STORED DATA:
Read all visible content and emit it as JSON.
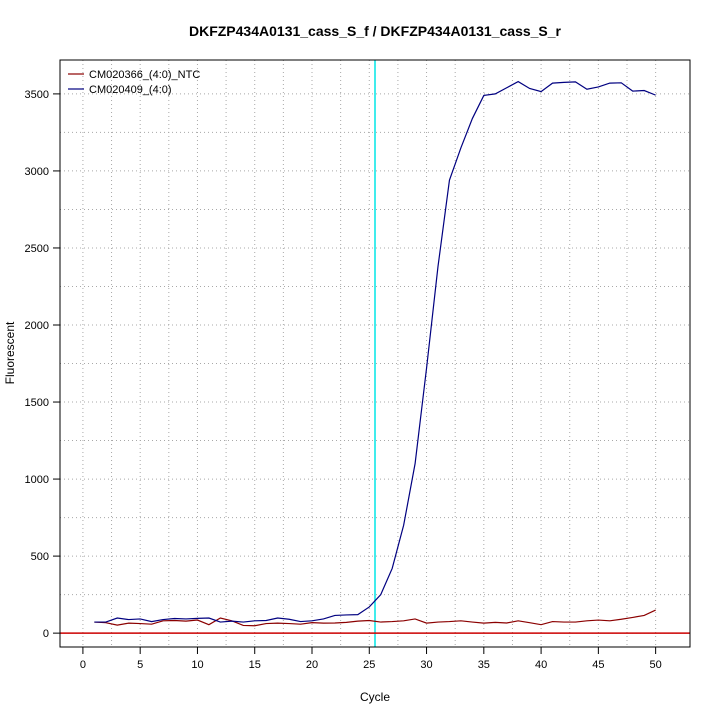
{
  "chart_data": {
    "type": "line",
    "title": "DKFZP434A0131_cass_S_f / DKFZP434A0131_cass_S_r",
    "xlabel": "Cycle",
    "ylabel": "Fluorescent",
    "xlim": [
      -2,
      53
    ],
    "ylim": [
      -90,
      3720
    ],
    "x_ticks": [
      0,
      5,
      10,
      15,
      20,
      25,
      30,
      35,
      40,
      45,
      50
    ],
    "y_ticks": [
      0,
      500,
      1000,
      1500,
      2000,
      2500,
      3000,
      3500
    ],
    "grid": true,
    "legend_position": "top-left",
    "threshold_cycle": 25.5,
    "threshold_color": "#00e5e5",
    "baseline_value": 0,
    "baseline_color": "#cc0000",
    "series": [
      {
        "name": "CM020366_(4:0)_NTC",
        "color": "#8b0000",
        "x": [
          1,
          2,
          3,
          4,
          5,
          6,
          7,
          8,
          9,
          10,
          11,
          12,
          13,
          14,
          15,
          16,
          17,
          18,
          19,
          20,
          21,
          22,
          23,
          24,
          25,
          26,
          27,
          28,
          29,
          30,
          31,
          32,
          33,
          34,
          35,
          36,
          37,
          38,
          39,
          40,
          41,
          42,
          43,
          44,
          45,
          46,
          47,
          48,
          49,
          50
        ],
        "y": [
          72,
          68,
          52,
          65,
          62,
          58,
          80,
          82,
          78,
          85,
          55,
          98,
          80,
          50,
          48,
          62,
          65,
          62,
          58,
          68,
          65,
          66,
          70,
          78,
          82,
          72,
          75,
          80,
          92,
          65,
          72,
          75,
          80,
          72,
          65,
          70,
          66,
          80,
          68,
          55,
          75,
          72,
          72,
          80,
          85,
          80,
          90,
          102,
          115,
          150
        ]
      },
      {
        "name": "CM020409_(4:0)",
        "color": "#000080",
        "x": [
          1,
          2,
          3,
          4,
          5,
          6,
          7,
          8,
          9,
          10,
          11,
          12,
          13,
          14,
          15,
          16,
          17,
          18,
          19,
          20,
          21,
          22,
          23,
          24,
          25,
          26,
          27,
          28,
          29,
          30,
          31,
          32,
          33,
          34,
          35,
          36,
          37,
          38,
          39,
          40,
          41,
          42,
          43,
          44,
          45,
          46,
          47,
          48,
          49,
          50
        ],
        "y": [
          72,
          72,
          98,
          88,
          92,
          75,
          88,
          95,
          92,
          96,
          98,
          72,
          78,
          72,
          80,
          82,
          98,
          90,
          75,
          80,
          92,
          115,
          118,
          120,
          170,
          250,
          420,
          700,
          1100,
          1720,
          2380,
          2940,
          3150,
          3340,
          3490,
          3500,
          3540,
          3580,
          3535,
          3515,
          3570,
          3575,
          3578,
          3530,
          3545,
          3570,
          3572,
          3518,
          3522,
          3492
        ]
      }
    ]
  }
}
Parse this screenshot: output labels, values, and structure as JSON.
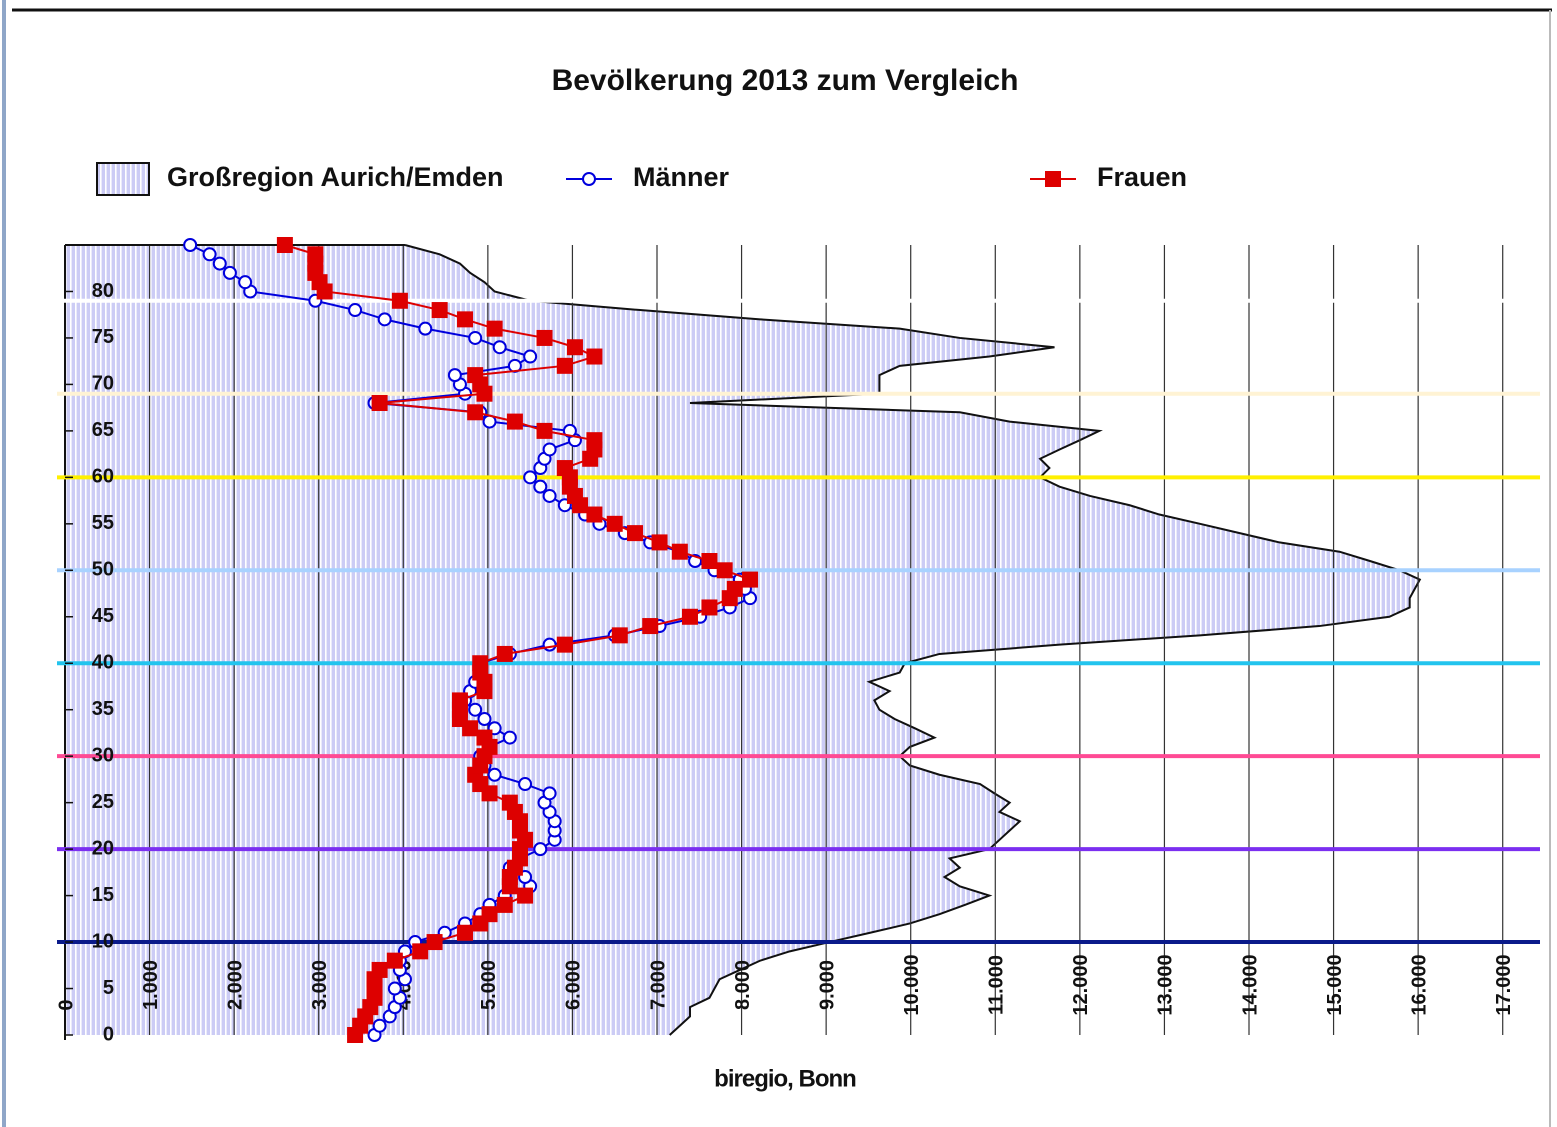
{
  "chart_data": {
    "type": "line",
    "title": "Bevölkerung 2013 zum Vergleich",
    "source": "biregio, Bonn",
    "legend": "top",
    "grid": true,
    "y": [
      0,
      1,
      2,
      3,
      4,
      5,
      6,
      7,
      8,
      9,
      10,
      11,
      12,
      13,
      14,
      15,
      16,
      17,
      18,
      19,
      20,
      21,
      22,
      23,
      24,
      25,
      26,
      27,
      28,
      29,
      30,
      31,
      32,
      33,
      34,
      35,
      36,
      37,
      38,
      39,
      40,
      41,
      42,
      43,
      44,
      45,
      46,
      47,
      48,
      49,
      50,
      51,
      52,
      53,
      54,
      55,
      56,
      57,
      58,
      59,
      60,
      61,
      62,
      63,
      64,
      65,
      66,
      67,
      68,
      69,
      70,
      71,
      72,
      73,
      74,
      75,
      76,
      77,
      78,
      79,
      80,
      81,
      82,
      83,
      84,
      85
    ],
    "ylim": [
      0,
      85
    ],
    "yticks": [
      0,
      5,
      10,
      15,
      20,
      25,
      30,
      35,
      40,
      45,
      50,
      55,
      60,
      65,
      70,
      75,
      80
    ],
    "xlim": [
      0,
      17500
    ],
    "xticks": [
      0,
      {
        "value": 1000,
        "label": "1.000"
      },
      {
        "value": 2000,
        "label": "2.000"
      },
      {
        "value": 3000,
        "label": "3.000"
      },
      {
        "value": 4000,
        "label": "4.000"
      },
      {
        "value": 5000,
        "label": "5.000"
      },
      {
        "value": 6000,
        "label": "6.000"
      },
      {
        "value": 7000,
        "label": "7.000"
      },
      {
        "value": 8000,
        "label": "8.000"
      },
      {
        "value": 9000,
        "label": "9.000"
      },
      {
        "value": 10000,
        "label": "10.000"
      },
      {
        "value": 11000,
        "label": "11.000"
      },
      {
        "value": 12000,
        "label": "12.000"
      },
      {
        "value": 13000,
        "label": "13.000"
      },
      {
        "value": 14000,
        "label": "14.000"
      },
      {
        "value": 15000,
        "label": "15.000"
      },
      {
        "value": 16000,
        "label": "16.000"
      },
      {
        "value": 17000,
        "label": "17.000"
      }
    ],
    "series": [
      {
        "name": "Großregion Aurich/Emden",
        "kind": "area",
        "color": "#ccccf5",
        "values": [
          7150,
          7270,
          7390,
          7390,
          7620,
          7680,
          7740,
          7980,
          8220,
          8570,
          9040,
          9520,
          9990,
          10340,
          10640,
          10930,
          10580,
          10400,
          10580,
          10460,
          10930,
          11050,
          11170,
          11290,
          11050,
          11170,
          10990,
          10820,
          10340,
          9990,
          9870,
          9990,
          10280,
          10050,
          9810,
          9630,
          9570,
          9750,
          9510,
          9870,
          9930,
          10340,
          11760,
          13420,
          14830,
          15660,
          15900,
          15900,
          15960,
          16020,
          15780,
          15430,
          15070,
          14360,
          13890,
          13420,
          12940,
          12590,
          12120,
          11760,
          11530,
          11640,
          11530,
          11760,
          12000,
          12230,
          11170,
          10580,
          7390,
          9630,
          9630,
          9630,
          9870,
          10930,
          11700,
          10580,
          9870,
          8220,
          6800,
          5500,
          5080,
          4960,
          4790,
          4670,
          4430,
          4020
        ]
      },
      {
        "name": "Männer",
        "kind": "line",
        "marker": "circle",
        "color": "#0000dd",
        "values": [
          3660,
          3720,
          3840,
          3900,
          3960,
          3900,
          4020,
          3960,
          3960,
          4020,
          4140,
          4490,
          4730,
          4910,
          5020,
          5200,
          5500,
          5440,
          5260,
          5380,
          5620,
          5790,
          5790,
          5790,
          5730,
          5670,
          5730,
          5440,
          5080,
          4960,
          4910,
          5020,
          5260,
          5080,
          4960,
          4850,
          4730,
          4790,
          4850,
          4910,
          4910,
          5260,
          5730,
          6500,
          7030,
          7510,
          7860,
          8100,
          8040,
          7980,
          7680,
          7450,
          7270,
          6920,
          6620,
          6320,
          6150,
          5910,
          5730,
          5620,
          5500,
          5620,
          5670,
          5730,
          6030,
          5970,
          5020,
          4910,
          3660,
          4730,
          4670,
          4610,
          5320,
          5500,
          5140,
          4850,
          4260,
          3780,
          3430,
          2960,
          2190,
          2130,
          1950,
          1830,
          1710,
          1480
        ]
      },
      {
        "name": "Frauen",
        "kind": "line",
        "marker": "square",
        "color": "#dd0000",
        "values": [
          3430,
          3490,
          3550,
          3610,
          3660,
          3660,
          3660,
          3720,
          3900,
          4200,
          4370,
          4730,
          4910,
          5020,
          5200,
          5440,
          5260,
          5260,
          5320,
          5380,
          5380,
          5440,
          5380,
          5380,
          5320,
          5260,
          5020,
          4910,
          4850,
          4910,
          4960,
          5020,
          4960,
          4790,
          4670,
          4670,
          4670,
          4960,
          4960,
          4910,
          4910,
          5200,
          5910,
          6560,
          6920,
          7390,
          7620,
          7860,
          7920,
          8100,
          7800,
          7620,
          7270,
          7030,
          6740,
          6500,
          6260,
          6090,
          6030,
          5970,
          5970,
          5910,
          6210,
          6260,
          6260,
          5670,
          5320,
          4850,
          3720,
          4960,
          4910,
          4850,
          5910,
          6260,
          6030,
          5670,
          5080,
          4730,
          4430,
          3960,
          3070,
          3010,
          2960,
          2960,
          2960,
          2600
        ]
      }
    ],
    "reference_lines": [
      {
        "y": 10,
        "color": "#0a1a8a"
      },
      {
        "y": 20,
        "color": "#7b2ff0"
      },
      {
        "y": 30,
        "color": "#ff4a94"
      },
      {
        "y": 40,
        "color": "#22c4ee"
      },
      {
        "y": 50,
        "color": "#a8d2ff"
      },
      {
        "y": 60,
        "color": "#fff000"
      },
      {
        "y": 69,
        "color": "#fff3d4"
      },
      {
        "y": 79,
        "color": "#ffffff"
      }
    ]
  }
}
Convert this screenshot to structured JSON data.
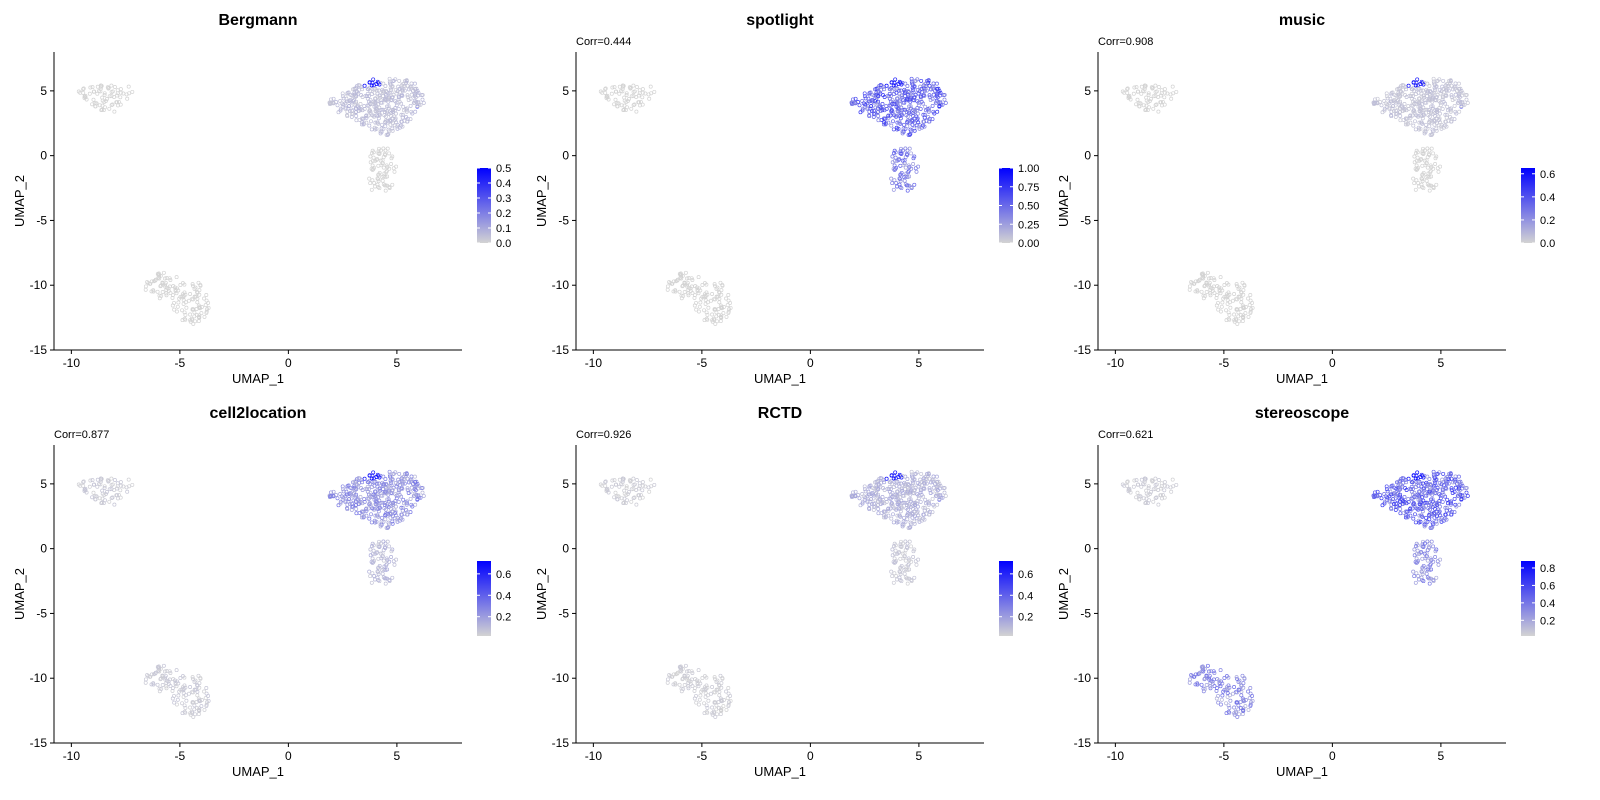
{
  "figure": {
    "x_axis_label": "UMAP_1",
    "y_axis_label": "UMAP_2",
    "x_ticks": [
      -10,
      -5,
      0,
      5
    ],
    "y_ticks": [
      -15,
      -10,
      -5,
      0,
      5
    ]
  },
  "colors": {
    "low": "#d3d3d3",
    "high": "#0000ff",
    "axis": "#000000",
    "background": "#ffffff"
  },
  "chart_data": [
    {
      "type": "scatter",
      "title": "Bergmann",
      "corr_label": "",
      "xlabel": "UMAP_1",
      "ylabel": "UMAP_2",
      "xlim": [
        -10.8,
        8
      ],
      "ylim": [
        -15,
        8
      ],
      "grid": false,
      "legend_position": "right",
      "color_scale": {
        "min": 0,
        "max": 0.5,
        "ticks": [
          0.0,
          0.1,
          0.2,
          0.3,
          0.4,
          0.5
        ],
        "tick_labels": [
          "0.0",
          "0.1",
          "0.2",
          "0.3",
          "0.4",
          "0.5"
        ]
      },
      "cluster_intensity": {
        "left": 0.0,
        "bottom": 0.0,
        "right_top": 0.05,
        "right_bottom": 0.0
      }
    },
    {
      "type": "scatter",
      "title": "spotlight",
      "corr_label": "Corr=0.444",
      "xlabel": "UMAP_1",
      "ylabel": "UMAP_2",
      "xlim": [
        -10.8,
        8
      ],
      "ylim": [
        -15,
        8
      ],
      "grid": false,
      "legend_position": "right",
      "color_scale": {
        "min": 0,
        "max": 1.0,
        "ticks": [
          0.0,
          0.25,
          0.5,
          0.75,
          1.0
        ],
        "tick_labels": [
          "0.00",
          "0.25",
          "0.50",
          "0.75",
          "1.00"
        ]
      },
      "cluster_intensity": {
        "left": 0.0,
        "bottom": 0.0,
        "right_top": 0.5,
        "right_bottom": 0.4
      }
    },
    {
      "type": "scatter",
      "title": "music",
      "corr_label": "Corr=0.908",
      "xlabel": "UMAP_1",
      "ylabel": "UMAP_2",
      "xlim": [
        -10.8,
        8
      ],
      "ylim": [
        -15,
        8
      ],
      "grid": false,
      "legend_position": "right",
      "color_scale": {
        "min": 0,
        "max": 0.65,
        "ticks": [
          0.0,
          0.2,
          0.4,
          0.6
        ],
        "tick_labels": [
          "0.0",
          "0.2",
          "0.4",
          "0.6"
        ]
      },
      "cluster_intensity": {
        "left": 0.0,
        "bottom": 0.0,
        "right_top": 0.05,
        "right_bottom": 0.0
      }
    },
    {
      "type": "scatter",
      "title": "cell2location",
      "corr_label": "Corr=0.877",
      "xlabel": "UMAP_1",
      "ylabel": "UMAP_2",
      "xlim": [
        -10.8,
        8
      ],
      "ylim": [
        -15,
        8
      ],
      "grid": false,
      "legend_position": "right",
      "color_scale": {
        "min": 0.02,
        "max": 0.72,
        "ticks": [
          0.2,
          0.4,
          0.6
        ],
        "tick_labels": [
          "0.2",
          "0.4",
          "0.6"
        ]
      },
      "cluster_intensity": {
        "left": 0.05,
        "bottom": 0.05,
        "right_top": 0.22,
        "right_bottom": 0.1
      }
    },
    {
      "type": "scatter",
      "title": "RCTD",
      "corr_label": "Corr=0.926",
      "xlabel": "UMAP_1",
      "ylabel": "UMAP_2",
      "xlim": [
        -10.8,
        8
      ],
      "ylim": [
        -15,
        8
      ],
      "grid": false,
      "legend_position": "right",
      "color_scale": {
        "min": 0.02,
        "max": 0.72,
        "ticks": [
          0.2,
          0.4,
          0.6
        ],
        "tick_labels": [
          "0.2",
          "0.4",
          "0.6"
        ]
      },
      "cluster_intensity": {
        "left": 0.04,
        "bottom": 0.04,
        "right_top": 0.12,
        "right_bottom": 0.06
      }
    },
    {
      "type": "scatter",
      "title": "stereoscope",
      "corr_label": "Corr=0.621",
      "xlabel": "UMAP_1",
      "ylabel": "UMAP_2",
      "xlim": [
        -10.8,
        8
      ],
      "ylim": [
        -15,
        8
      ],
      "grid": false,
      "legend_position": "right",
      "color_scale": {
        "min": 0.02,
        "max": 0.88,
        "ticks": [
          0.2,
          0.4,
          0.6,
          0.8
        ],
        "tick_labels": [
          "0.2",
          "0.4",
          "0.6",
          "0.8"
        ]
      },
      "cluster_intensity": {
        "left": 0.05,
        "bottom": 0.3,
        "right_top": 0.45,
        "right_bottom": 0.3
      }
    }
  ]
}
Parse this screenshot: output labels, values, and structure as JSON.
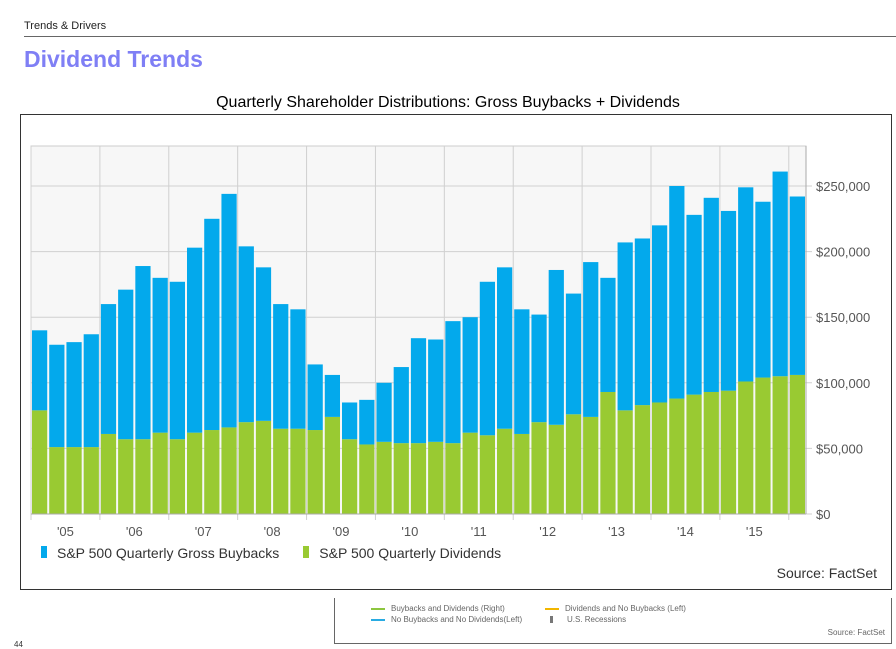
{
  "header": {
    "breadcrumb": "Trends & Drivers",
    "title": "Dividend Trends"
  },
  "chart_data": {
    "type": "bar",
    "stacked": true,
    "title": "Quarterly Shareholder Distributions: Gross Buybacks + Dividends",
    "xlabel": "",
    "ylabel": "",
    "ylim": [
      0,
      275000
    ],
    "yticks": [
      "$0",
      "$50,000",
      "$100,000",
      "$150,000",
      "$200,000",
      "$250,000"
    ],
    "ytick_values": [
      0,
      50000,
      100000,
      150000,
      200000,
      250000
    ],
    "xtick_labels": [
      "'05",
      "'06",
      "'07",
      "'08",
      "'09",
      "'10",
      "'11",
      "'12",
      "'13",
      "'14",
      "'15"
    ],
    "grid": true,
    "legend_position": "bottom-left",
    "source": "Source: FactSet",
    "series": [
      {
        "name": "S&P 500 Quarterly Dividends",
        "color": "#99ca32",
        "values": [
          79000,
          51000,
          51000,
          51000,
          61000,
          57000,
          57000,
          62000,
          57000,
          62000,
          64000,
          66000,
          70000,
          71000,
          65000,
          65000,
          64000,
          74000,
          57000,
          53000,
          55000,
          54000,
          54000,
          55000,
          54000,
          62000,
          60000,
          65000,
          61000,
          70000,
          68000,
          76000,
          74000,
          93000,
          79000,
          83000,
          85000,
          88000,
          91000,
          93000,
          94000,
          101000,
          104000,
          105000
        ]
      },
      {
        "name": "S&P 500 Quarterly Gross Buybacks",
        "color": "#03a9ec",
        "values": [
          61000,
          78000,
          80000,
          86000,
          99000,
          114000,
          132000,
          118000,
          120000,
          141000,
          161000,
          178000,
          134000,
          117000,
          95000,
          91000,
          50000,
          32000,
          28000,
          34000,
          45000,
          58000,
          80000,
          78000,
          93000,
          88000,
          117000,
          123000,
          95000,
          82000,
          118000,
          92000,
          118000,
          87000,
          128000,
          127000,
          135000,
          162000,
          137000,
          148000,
          137000,
          148000,
          134000,
          156000
        ]
      }
    ],
    "extra_bar": {
      "dividends": 106000,
      "buybacks": 136000
    }
  },
  "legend": {
    "items": [
      "S&P 500 Quarterly Gross Buybacks",
      "S&P 500 Quarterly Dividends"
    ]
  },
  "legend2": {
    "items": [
      "Buybacks and Dividends (Right)",
      "Dividends and No Buybacks (Left)",
      "No Buybacks and No Dividends(Left)",
      "U.S. Recessions"
    ],
    "colors": [
      "#8dc63f",
      "#f2b600",
      "#29abe2",
      "#777777"
    ],
    "source": "Source: FactSet"
  },
  "page_number": "44"
}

TASK PROMPT:
Among the lines of the data above, count those holding "Quarterly" and state only the number.

TASK SOLUTION:
5